Prompt → Quote all of the data exactly as given. Skip every picture it contains.

Data supplied →

========================================

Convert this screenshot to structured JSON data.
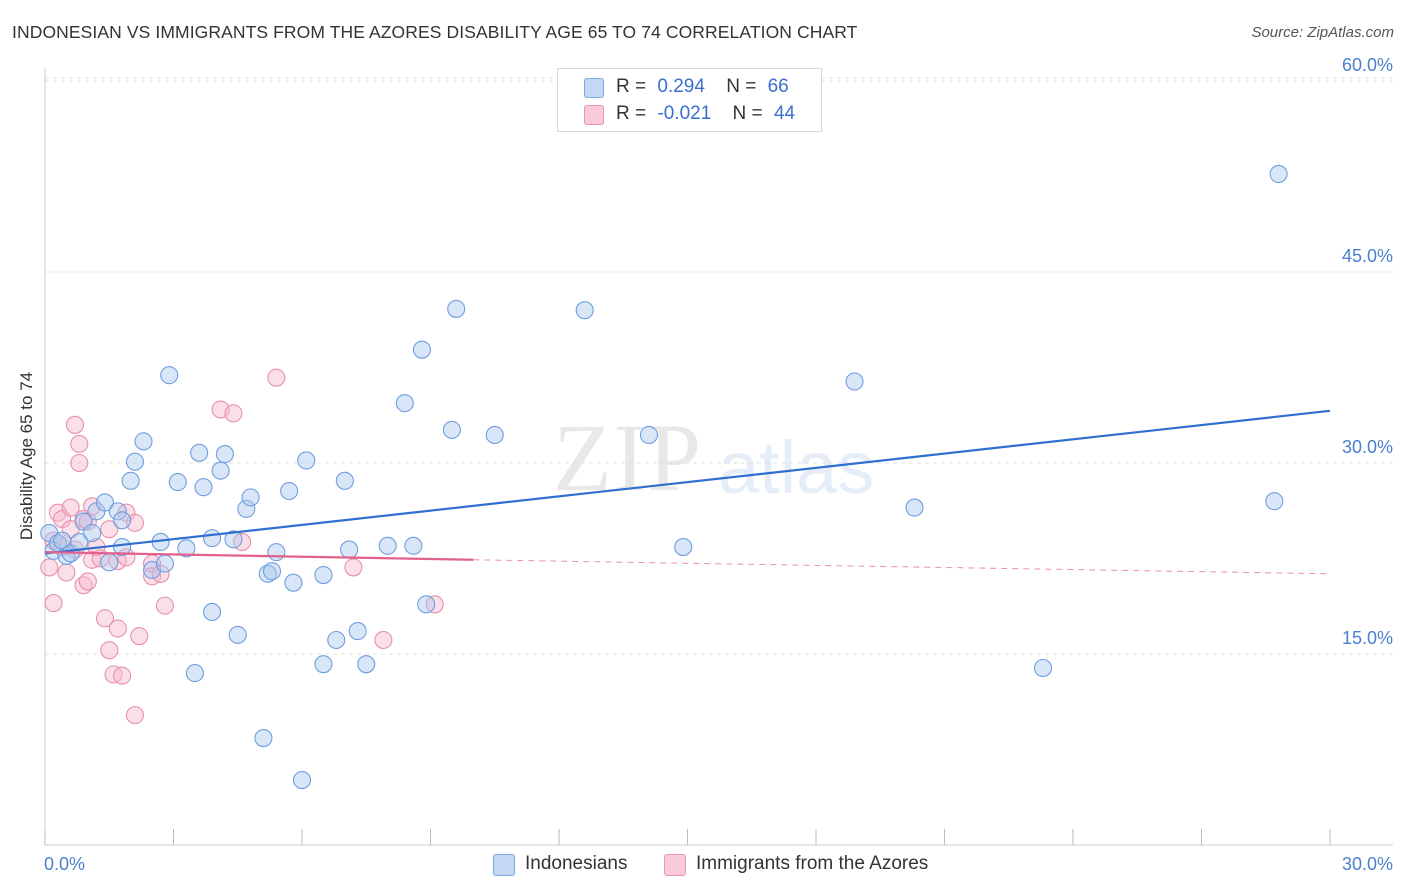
{
  "title": "INDONESIAN VS IMMIGRANTS FROM THE AZORES DISABILITY AGE 65 TO 74 CORRELATION CHART",
  "source": "Source: ZipAtlas.com",
  "watermark": {
    "zip": "ZIP",
    "atlas": "atlas"
  },
  "legend": {
    "r_label": "R =",
    "n_label": "N =",
    "series1": {
      "r": "0.294",
      "n": "66"
    },
    "series2": {
      "r": "-0.021",
      "n": "44"
    }
  },
  "bottom_legend": {
    "series1": "Indonesians",
    "series2": "Immigrants from the Azores"
  },
  "colors": {
    "blue_fill": "#aac8f0",
    "blue_stroke": "#6f9ee0",
    "blue_line": "#2f6fd0",
    "pink_fill": "#f6b8cb",
    "pink_stroke": "#e890ab",
    "pink_line": "#e0608e"
  },
  "chart_data": {
    "type": "scatter",
    "title": "INDONESIAN VS IMMIGRANTS FROM THE AZORES DISABILITY AGE 65 TO 74 CORRELATION CHART",
    "xlabel": "",
    "ylabel": "Disability Age 65 to 74",
    "xlim": [
      0,
      30
    ],
    "ylim": [
      0,
      62
    ],
    "x_tick_labels": [
      "0.0%",
      "30.0%"
    ],
    "y_ticks": [
      15,
      30,
      45,
      60
    ],
    "y_tick_labels": [
      "15.0%",
      "30.0%",
      "45.0%",
      "60.0%"
    ],
    "grid": true,
    "legend_position": "top-center",
    "series": [
      {
        "name": "Indonesians",
        "r": 0.294,
        "n": 66,
        "trend": {
          "x": [
            0,
            30
          ],
          "y": [
            22.9,
            34.1
          ],
          "style": "solid"
        },
        "points": [
          [
            0.1,
            24.5
          ],
          [
            0.2,
            23.1
          ],
          [
            0.3,
            23.7
          ],
          [
            0.4,
            23.9
          ],
          [
            0.5,
            22.7
          ],
          [
            0.6,
            22.9
          ],
          [
            0.8,
            23.8
          ],
          [
            0.9,
            25.4
          ],
          [
            1.1,
            24.5
          ],
          [
            1.2,
            26.2
          ],
          [
            1.4,
            26.9
          ],
          [
            1.5,
            22.2
          ],
          [
            1.7,
            26.2
          ],
          [
            1.8,
            25.5
          ],
          [
            1.8,
            23.4
          ],
          [
            2.0,
            28.6
          ],
          [
            2.1,
            30.1
          ],
          [
            2.3,
            31.7
          ],
          [
            2.5,
            21.6
          ],
          [
            2.7,
            23.8
          ],
          [
            2.8,
            22.1
          ],
          [
            2.9,
            36.9
          ],
          [
            3.1,
            28.5
          ],
          [
            3.3,
            23.3
          ],
          [
            3.5,
            13.5
          ],
          [
            3.6,
            30.8
          ],
          [
            3.7,
            28.1
          ],
          [
            3.9,
            24.1
          ],
          [
            3.9,
            18.3
          ],
          [
            4.1,
            29.4
          ],
          [
            4.2,
            30.7
          ],
          [
            4.4,
            24.0
          ],
          [
            4.5,
            16.5
          ],
          [
            4.7,
            26.4
          ],
          [
            4.8,
            27.3
          ],
          [
            5.1,
            8.4
          ],
          [
            5.2,
            21.3
          ],
          [
            5.3,
            21.5
          ],
          [
            5.4,
            23.0
          ],
          [
            5.7,
            27.8
          ],
          [
            5.8,
            20.6
          ],
          [
            6.0,
            5.1
          ],
          [
            6.1,
            30.2
          ],
          [
            6.5,
            14.2
          ],
          [
            6.5,
            21.2
          ],
          [
            6.8,
            16.1
          ],
          [
            7.0,
            28.6
          ],
          [
            7.1,
            23.2
          ],
          [
            7.3,
            16.8
          ],
          [
            7.5,
            14.2
          ],
          [
            8.0,
            23.5
          ],
          [
            8.4,
            34.7
          ],
          [
            8.6,
            23.5
          ],
          [
            8.8,
            38.9
          ],
          [
            8.9,
            18.9
          ],
          [
            9.5,
            32.6
          ],
          [
            9.6,
            42.1
          ],
          [
            10.5,
            32.2
          ],
          [
            12.6,
            42.0
          ],
          [
            14.1,
            32.2
          ],
          [
            14.9,
            23.4
          ],
          [
            18.9,
            36.4
          ],
          [
            20.3,
            26.5
          ],
          [
            23.3,
            13.9
          ],
          [
            28.7,
            27.0
          ],
          [
            28.8,
            52.7
          ]
        ]
      },
      {
        "name": "Immigrants from the Azores",
        "r": -0.021,
        "n": 44,
        "trend": {
          "x": [
            0,
            10
          ],
          "y": [
            23.0,
            22.4
          ],
          "style": "solid",
          "extension": {
            "x": [
              10,
              30
            ],
            "y": [
              22.4,
              21.3
            ],
            "style": "dashed"
          }
        },
        "points": [
          [
            0.1,
            21.8
          ],
          [
            0.2,
            23.9
          ],
          [
            0.2,
            19.0
          ],
          [
            0.3,
            26.1
          ],
          [
            0.4,
            25.6
          ],
          [
            0.4,
            23.4
          ],
          [
            0.5,
            21.4
          ],
          [
            0.6,
            26.5
          ],
          [
            0.6,
            24.8
          ],
          [
            0.7,
            33.0
          ],
          [
            0.7,
            23.2
          ],
          [
            0.8,
            30.0
          ],
          [
            0.8,
            31.5
          ],
          [
            0.9,
            25.6
          ],
          [
            0.9,
            20.4
          ],
          [
            1.0,
            20.7
          ],
          [
            1.0,
            25.4
          ],
          [
            1.1,
            26.6
          ],
          [
            1.1,
            22.4
          ],
          [
            1.2,
            23.4
          ],
          [
            1.3,
            22.5
          ],
          [
            1.4,
            17.8
          ],
          [
            1.5,
            15.3
          ],
          [
            1.5,
            24.8
          ],
          [
            1.6,
            13.4
          ],
          [
            1.7,
            22.3
          ],
          [
            1.7,
            17.0
          ],
          [
            1.8,
            13.3
          ],
          [
            1.9,
            26.1
          ],
          [
            1.9,
            22.6
          ],
          [
            2.1,
            10.2
          ],
          [
            2.1,
            25.3
          ],
          [
            2.2,
            16.4
          ],
          [
            2.5,
            22.1
          ],
          [
            2.5,
            21.1
          ],
          [
            2.8,
            18.8
          ],
          [
            4.1,
            34.2
          ],
          [
            4.4,
            33.9
          ],
          [
            4.6,
            23.8
          ],
          [
            5.4,
            36.7
          ],
          [
            7.2,
            21.8
          ],
          [
            7.9,
            16.1
          ],
          [
            9.1,
            18.9
          ],
          [
            2.7,
            21.3
          ]
        ]
      }
    ]
  }
}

========================================

Written solution →
Convert this screenshot to structured JSON data.
{
  "title": "INDONESIAN VS IMMIGRANTS FROM THE AZORES DISABILITY AGE 65 TO 74 CORRELATION CHART",
  "source": "Source: ZipAtlas.com",
  "watermark": {
    "zip": "ZIP",
    "atlas": "atlas"
  },
  "legend": {
    "r_label": "R =",
    "n_label": "N =",
    "series1": {
      "r": "0.294",
      "n": "66"
    },
    "series2": {
      "r": "-0.021",
      "n": "44"
    }
  },
  "bottom_legend": {
    "series1": "Indonesians",
    "series2": "Immigrants from the Azores"
  },
  "colors": {
    "blue_fill": "#aac8f0",
    "blue_stroke": "#6f9ee0",
    "blue_line": "#2f6fd0",
    "pink_fill": "#f6b8cb",
    "pink_stroke": "#e890ab",
    "pink_line": "#e0608e"
  },
  "chart_data": {
    "type": "scatter",
    "title": "INDONESIAN VS IMMIGRANTS FROM THE AZORES DISABILITY AGE 65 TO 74 CORRELATION CHART",
    "xlabel": "",
    "ylabel": "Disability Age 65 to 74",
    "xlim": [
      0,
      30
    ],
    "ylim": [
      0,
      62
    ],
    "x_tick_labels": [
      "0.0%",
      "30.0%"
    ],
    "y_ticks": [
      15,
      30,
      45,
      60
    ],
    "y_tick_labels": [
      "15.0%",
      "30.0%",
      "45.0%",
      "60.0%"
    ],
    "grid": true,
    "legend_position": "top-center",
    "series": [
      {
        "name": "Indonesians",
        "r": 0.294,
        "n": 66,
        "trend": {
          "x": [
            0,
            30
          ],
          "y": [
            22.9,
            34.1
          ],
          "style": "solid"
        },
        "points": [
          [
            0.1,
            24.5
          ],
          [
            0.2,
            23.1
          ],
          [
            0.3,
            23.7
          ],
          [
            0.4,
            23.9
          ],
          [
            0.5,
            22.7
          ],
          [
            0.6,
            22.9
          ],
          [
            0.8,
            23.8
          ],
          [
            0.9,
            25.4
          ],
          [
            1.1,
            24.5
          ],
          [
            1.2,
            26.2
          ],
          [
            1.4,
            26.9
          ],
          [
            1.5,
            22.2
          ],
          [
            1.7,
            26.2
          ],
          [
            1.8,
            25.5
          ],
          [
            1.8,
            23.4
          ],
          [
            2.0,
            28.6
          ],
          [
            2.1,
            30.1
          ],
          [
            2.3,
            31.7
          ],
          [
            2.5,
            21.6
          ],
          [
            2.7,
            23.8
          ],
          [
            2.8,
            22.1
          ],
          [
            2.9,
            36.9
          ],
          [
            3.1,
            28.5
          ],
          [
            3.3,
            23.3
          ],
          [
            3.5,
            13.5
          ],
          [
            3.6,
            30.8
          ],
          [
            3.7,
            28.1
          ],
          [
            3.9,
            24.1
          ],
          [
            3.9,
            18.3
          ],
          [
            4.1,
            29.4
          ],
          [
            4.2,
            30.7
          ],
          [
            4.4,
            24.0
          ],
          [
            4.5,
            16.5
          ],
          [
            4.7,
            26.4
          ],
          [
            4.8,
            27.3
          ],
          [
            5.1,
            8.4
          ],
          [
            5.2,
            21.3
          ],
          [
            5.3,
            21.5
          ],
          [
            5.4,
            23.0
          ],
          [
            5.7,
            27.8
          ],
          [
            5.8,
            20.6
          ],
          [
            6.0,
            5.1
          ],
          [
            6.1,
            30.2
          ],
          [
            6.5,
            14.2
          ],
          [
            6.5,
            21.2
          ],
          [
            6.8,
            16.1
          ],
          [
            7.0,
            28.6
          ],
          [
            7.1,
            23.2
          ],
          [
            7.3,
            16.8
          ],
          [
            7.5,
            14.2
          ],
          [
            8.0,
            23.5
          ],
          [
            8.4,
            34.7
          ],
          [
            8.6,
            23.5
          ],
          [
            8.8,
            38.9
          ],
          [
            8.9,
            18.9
          ],
          [
            9.5,
            32.6
          ],
          [
            9.6,
            42.1
          ],
          [
            10.5,
            32.2
          ],
          [
            12.6,
            42.0
          ],
          [
            14.1,
            32.2
          ],
          [
            14.9,
            23.4
          ],
          [
            18.9,
            36.4
          ],
          [
            20.3,
            26.5
          ],
          [
            23.3,
            13.9
          ],
          [
            28.7,
            27.0
          ],
          [
            28.8,
            52.7
          ]
        ]
      },
      {
        "name": "Immigrants from the Azores",
        "r": -0.021,
        "n": 44,
        "trend": {
          "x": [
            0,
            10
          ],
          "y": [
            23.0,
            22.4
          ],
          "style": "solid",
          "extension": {
            "x": [
              10,
              30
            ],
            "y": [
              22.4,
              21.3
            ],
            "style": "dashed"
          }
        },
        "points": [
          [
            0.1,
            21.8
          ],
          [
            0.2,
            23.9
          ],
          [
            0.2,
            19.0
          ],
          [
            0.3,
            26.1
          ],
          [
            0.4,
            25.6
          ],
          [
            0.4,
            23.4
          ],
          [
            0.5,
            21.4
          ],
          [
            0.6,
            26.5
          ],
          [
            0.6,
            24.8
          ],
          [
            0.7,
            33.0
          ],
          [
            0.7,
            23.2
          ],
          [
            0.8,
            30.0
          ],
          [
            0.8,
            31.5
          ],
          [
            0.9,
            25.6
          ],
          [
            0.9,
            20.4
          ],
          [
            1.0,
            20.7
          ],
          [
            1.0,
            25.4
          ],
          [
            1.1,
            26.6
          ],
          [
            1.1,
            22.4
          ],
          [
            1.2,
            23.4
          ],
          [
            1.3,
            22.5
          ],
          [
            1.4,
            17.8
          ],
          [
            1.5,
            15.3
          ],
          [
            1.5,
            24.8
          ],
          [
            1.6,
            13.4
          ],
          [
            1.7,
            22.3
          ],
          [
            1.7,
            17.0
          ],
          [
            1.8,
            13.3
          ],
          [
            1.9,
            26.1
          ],
          [
            1.9,
            22.6
          ],
          [
            2.1,
            10.2
          ],
          [
            2.1,
            25.3
          ],
          [
            2.2,
            16.4
          ],
          [
            2.5,
            22.1
          ],
          [
            2.5,
            21.1
          ],
          [
            2.8,
            18.8
          ],
          [
            4.1,
            34.2
          ],
          [
            4.4,
            33.9
          ],
          [
            4.6,
            23.8
          ],
          [
            5.4,
            36.7
          ],
          [
            7.2,
            21.8
          ],
          [
            7.9,
            16.1
          ],
          [
            9.1,
            18.9
          ],
          [
            2.7,
            21.3
          ]
        ]
      }
    ]
  }
}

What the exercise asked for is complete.